Copy out the listing that follows exactly, dropping every picture.

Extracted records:
= = = =

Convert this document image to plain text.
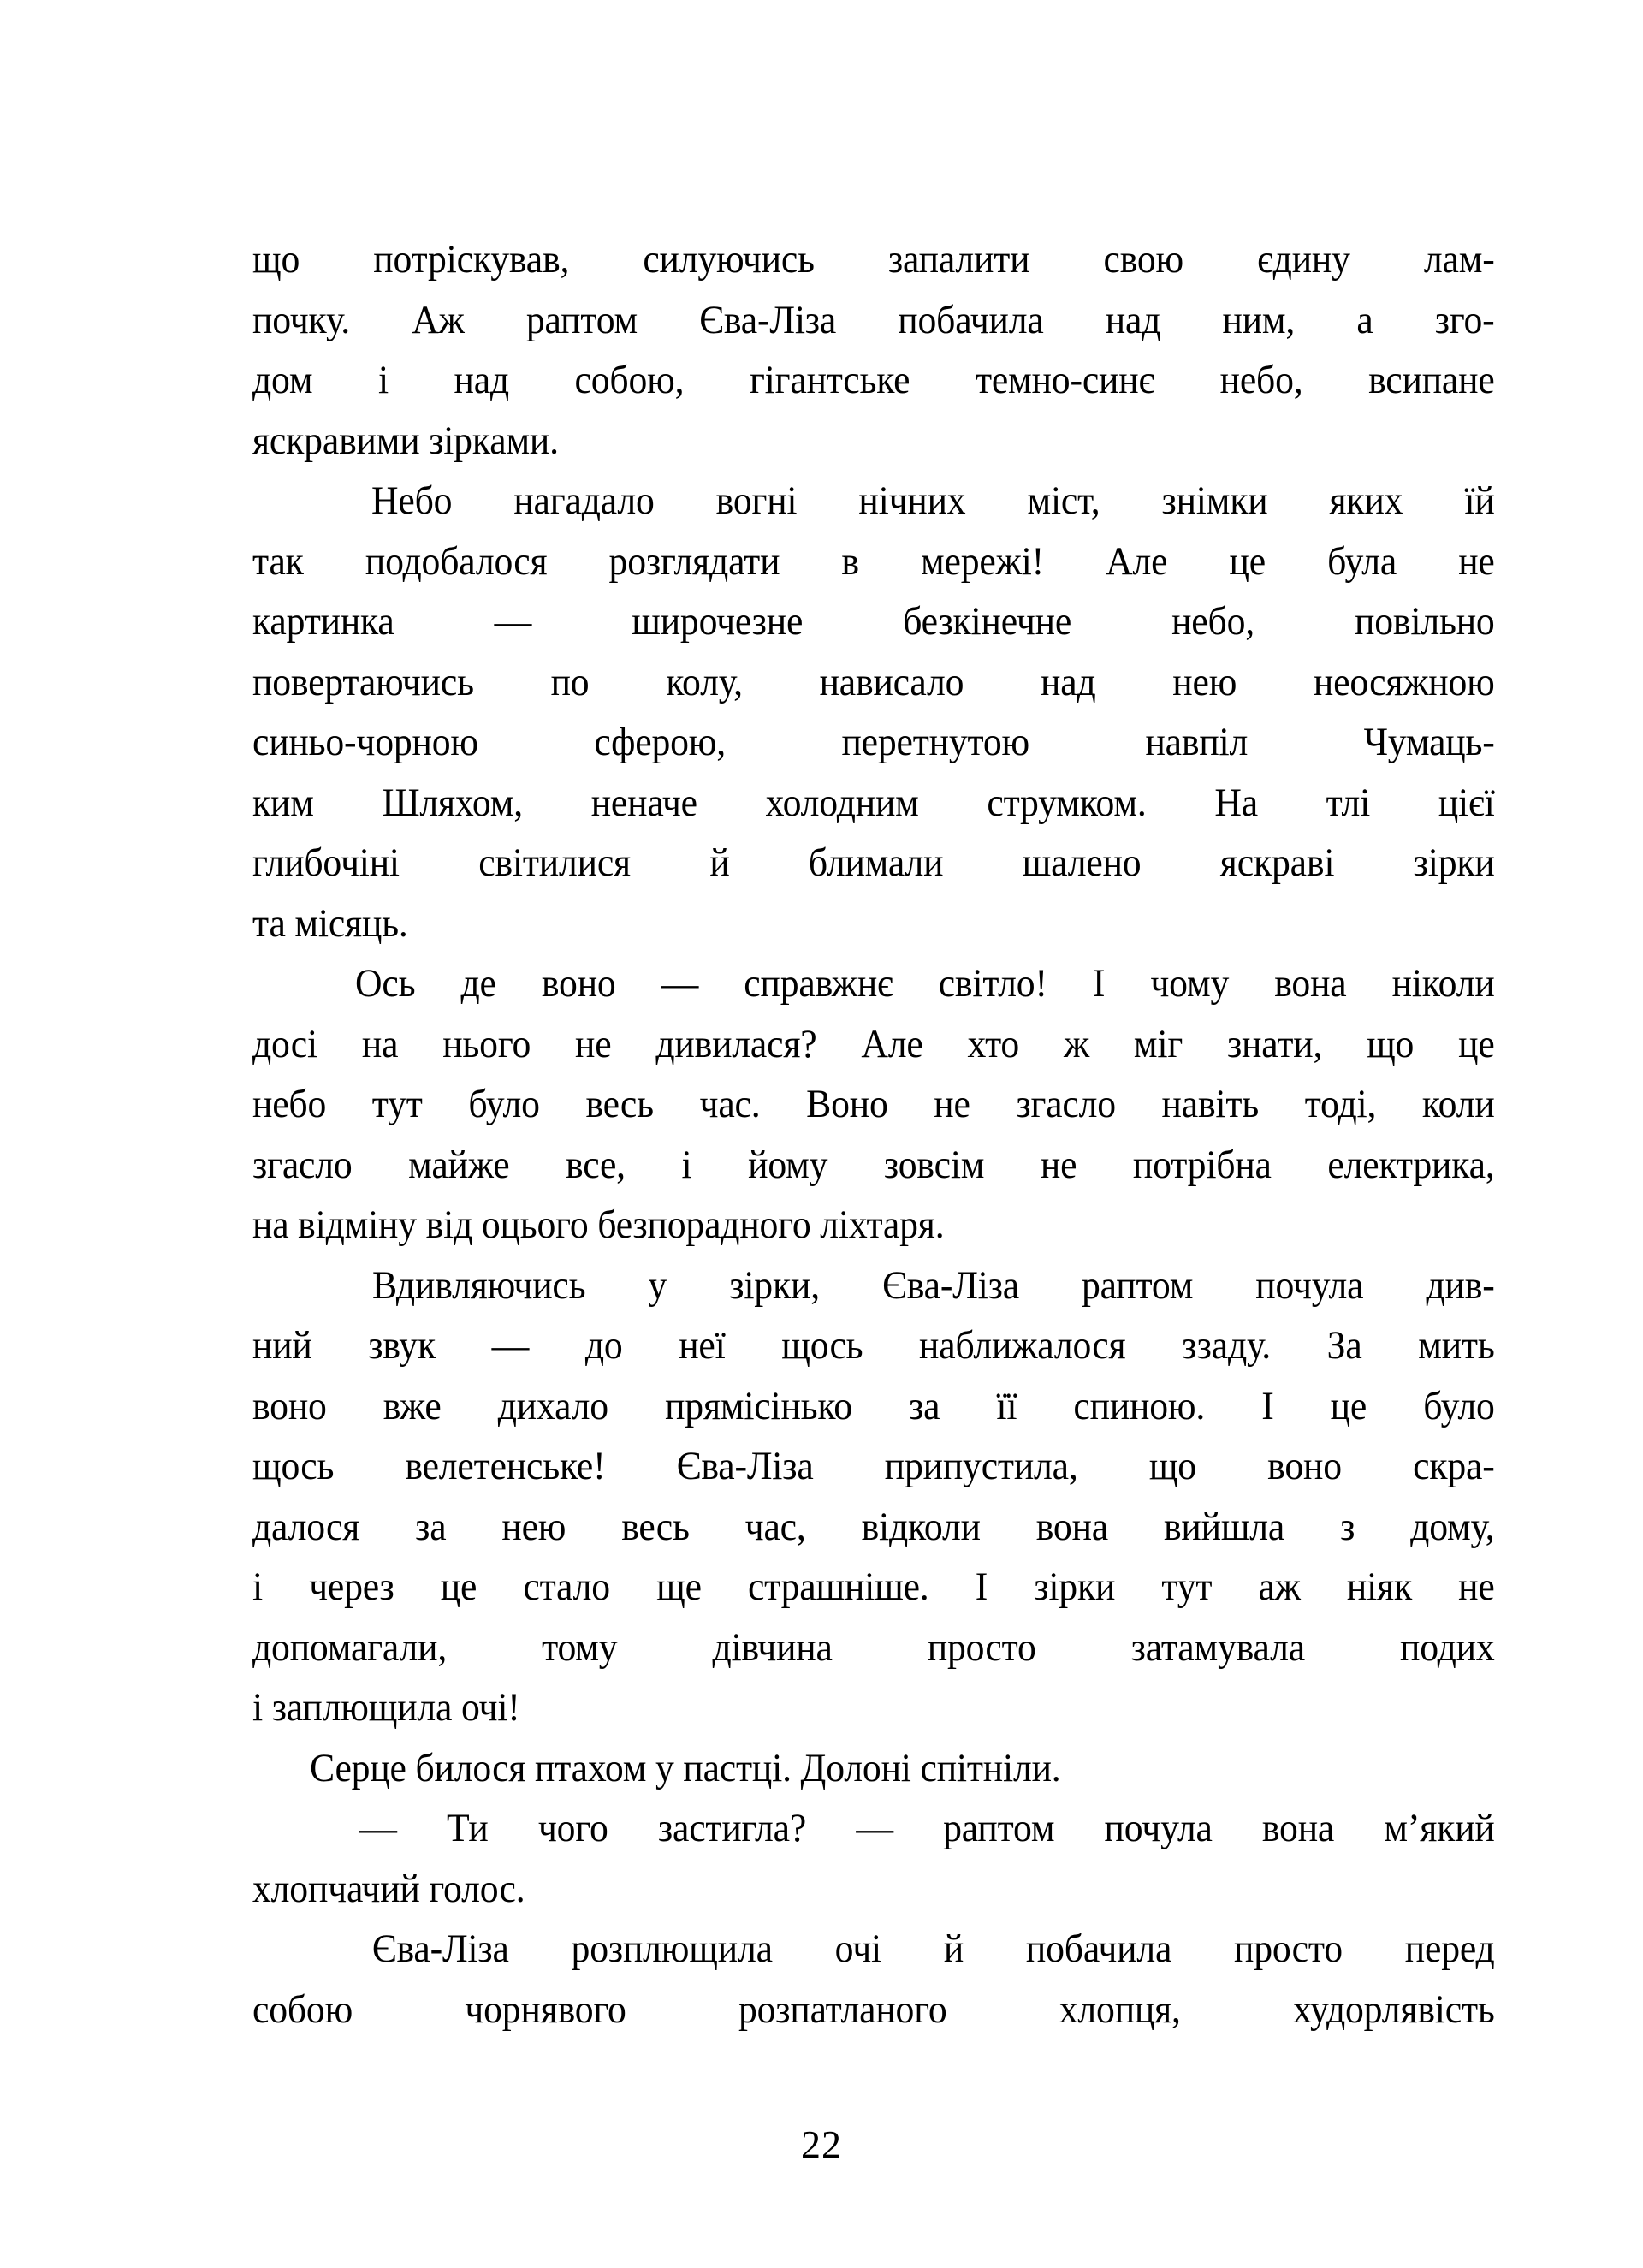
що потріскував, силуючись запалити свою єдину лам-
почку. Аж раптом Єва-Ліза побачила над ним, а зго-
дом і над собою, гігантське темно-синє небо, всипане
яскравими зірками.

Небо нагадало вогні нічних міст, знімки яких їй
так подобалося розглядати в мережі! Але це була не
картинка — широчезне безкінечне небо, повільно
повертаючись по колу, нависало над нею неосяжною
синьо-чорною	сферою,	перетнутою	навпіл	Чумаць-
ким Шляхом, неначе холодним струмком. На тлі цієї
глибочіні світилися й блимали шалено яскраві зірки
та місяць.

Ось де воно — справжнє світло! І чому вона ніколи
досі на нього не дивилася? Але хто ж міг знати, що це
небо тут було весь час. Воно не згасло навіть тоді, коли
згасло майже все, і йому зовсім не потрібна електрика,
на відміну від оцього безпорадного ліхтаря.

Вдивляючись у зірки, Єва-Ліза раптом почула див-
ний звук — до неї щось наближалося ззаду. За мить
воно вже дихало прямісінько за її спиною. І це було
щось велетенське! Єва-Ліза припустила, що воно скра-
далося за нею весь час, відколи вона вийшла з дому,
і через це стало ще страшніше. І зірки тут аж ніяк не
допомагали, тому дівчина просто затамувала подих
і заплющила очі!

Серце билося птахом у пастці. Долоні спітніли.

— Ти чого застигла? — раптом почула вона м’який
хлопчачий голос.

Єва-Ліза розплющила очі й побачила просто перед
собою	чорнявого	розпатланого	хлопця,	худорлявість

22
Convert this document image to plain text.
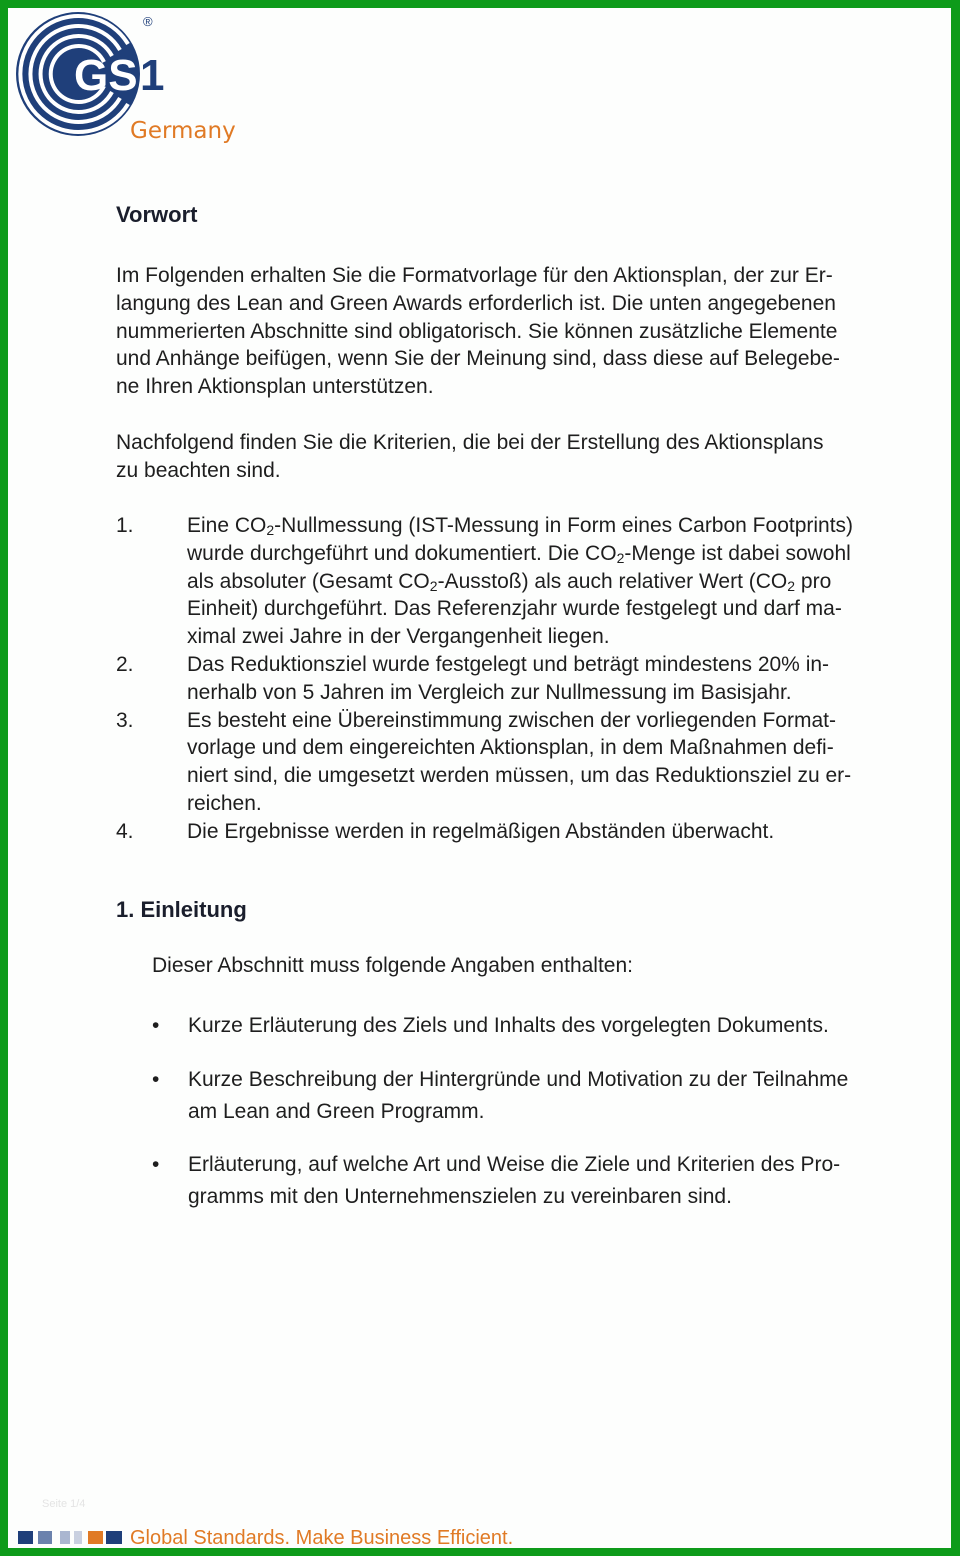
GS 1
®
Germany
Vorwort
Im Folgenden erhalten Sie die Formatvorlage für den Aktionsplan, der zur Er-
langung des Lean and Green Awards erforderlich ist. Die unten angegebenen
nummerierten Abschnitte sind obligatorisch. Sie können zusätzliche Elemente
und Anhänge beifügen, wenn Sie der Meinung sind, dass diese auf Belegebe-
ne Ihren Aktionsplan unterstützen.
Nachfolgend finden Sie die Kriterien, die bei der Erstellung des Aktionsplans
zu beachten sind.
1.	Eine $CO_2$-Nullmessung (IST-Messung in Form eines Carbon Footprints)
wurde durchgeführt und dokumentiert. Die $CO_2$-Menge ist dabei sowohl
als absoluter (Gesamt $CO_2-Ausstoß$) als auch relativer Wert ($CO_2$ pro
Einheit) durchgeführt. Das Referenzjahr wurde festgelegt und darf ma-
ximal zwei Jahre in der Vergangenheit liegen.
2.	Das Reduktionsziel wurde festgelegt und beträgt mindestens 20% in-
nerhalb von 5 Jahren im Vergleich zur Nullmessung im Basisjahr.
3.	Es besteht eine Übereinstimmung zwischen der vorliegenden Format-
vorlage und dem eingereichten Aktionsplan, in dem Maßnahmen defi-
niert sind, die umgesetzt werden müssen, um das Reduktionsziel zu er-
reichen.
4.	Die Ergebnisse werden in regelmäßigen Abständen überwacht.
1. Einleitung
Dieser Abschnitt muss folgende Angaben enthalten:
• Kurze Erläuterung des Ziels und Inhalts des vorgelegten Dokuments.
• Kurze Beschreibung der Hintergründe und Motivation zu der Teilnahme
am Lean and Green Programm.
• Erläuterung, auf welche Art und Weise die Ziele und Kriterien des Pro-
gramms mit den Unternehmenszielen zu vereinbaren sind.
Seite 1/4
Global Standards. Make Business Efficient.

= = = =

Completed task:
Convert this document image to plain text.
що потріскував, силуючись запалити свою єдину лам-
почку. Аж раптом Єва-Ліза побачила над ним, а зго-
дом і над собою, гігантське темно-синє небо, всипане
яскравими зірками.

Небо нагадало вогні нічних міст, знімки яких їй
так подобалося розглядати в мережі! Але це була не
картинка — широчезне безкінечне небо, повільно
повертаючись по колу, нависало над нею неосяжною
синьо-чорною	сферою,	перетнутою	навпіл	Чумаць-
ким Шляхом, неначе холодним струмком. На тлі цієї
глибочіні світилися й блимали шалено яскраві зірки
та місяць.

Ось де воно — справжнє світло! І чому вона ніколи
досі на нього не дивилася? Але хто ж міг знати, що це
небо тут було весь час. Воно не згасло навіть тоді, коли
згасло майже все, і йому зовсім не потрібна електрика,
на відміну від оцього безпорадного ліхтаря.

Вдивляючись у зірки, Єва-Ліза раптом почула див-
ний звук — до неї щось наближалося ззаду. За мить
воно вже дихало прямісінько за її спиною. І це було
щось велетенське! Єва-Ліза припустила, що воно скра-
далося за нею весь час, відколи вона вийшла з дому,
і через це стало ще страшніше. І зірки тут аж ніяк не
допомагали, тому дівчина просто затамувала подих
і заплющила очі!

Серце билося птахом у пастці. Долоні спітніли.

— Ти чого застигла? — раптом почула вона м’який
хлопчачий голос.

Єва-Ліза розплющила очі й побачила просто перед
собою	чорнявого	розпатланого	хлопця,	худорлявість

22
Convert this document image to plain text.
GS 1
®
Germany
Vorwort
Im Folgenden erhalten Sie die Formatvorlage für den Aktionsplan, der zur Er-
langung des Lean and Green Awards erforderlich ist. Die unten angegebenen
nummerierten Abschnitte sind obligatorisch. Sie können zusätzliche Elemente
und Anhänge beifügen, wenn Sie der Meinung sind, dass diese auf Belegebe-
ne Ihren Aktionsplan unterstützen.
Nachfolgend finden Sie die Kriterien, die bei der Erstellung des Aktionsplans
zu beachten sind.
1.	Eine $CO_2$-Nullmessung (IST-Messung in Form eines Carbon Footprints)
wurde durchgeführt und dokumentiert. Die $CO_2$-Menge ist dabei sowohl
als absoluter (Gesamt $CO_2-Ausstoß$) als auch relativer Wert ($CO_2$ pro
Einheit) durchgeführt. Das Referenzjahr wurde festgelegt und darf ma-
ximal zwei Jahre in der Vergangenheit liegen.
2.	Das Reduktionsziel wurde festgelegt und beträgt mindestens 20% in-
nerhalb von 5 Jahren im Vergleich zur Nullmessung im Basisjahr.
3.	Es besteht eine Übereinstimmung zwischen der vorliegenden Format-
vorlage und dem eingereichten Aktionsplan, in dem Maßnahmen defi-
niert sind, die umgesetzt werden müssen, um das Reduktionsziel zu er-
reichen.
4.	Die Ergebnisse werden in regelmäßigen Abständen überwacht.
1. Einleitung
Dieser Abschnitt muss folgende Angaben enthalten:
• Kurze Erläuterung des Ziels und Inhalts des vorgelegten Dokuments.
• Kurze Beschreibung der Hintergründe und Motivation zu der Teilnahme
am Lean and Green Programm.
• Erläuterung, auf welche Art und Weise die Ziele und Kriterien des Pro-
gramms mit den Unternehmenszielen zu vereinbaren sind.
Seite 1/4
Global Standards. Make Business Efficient.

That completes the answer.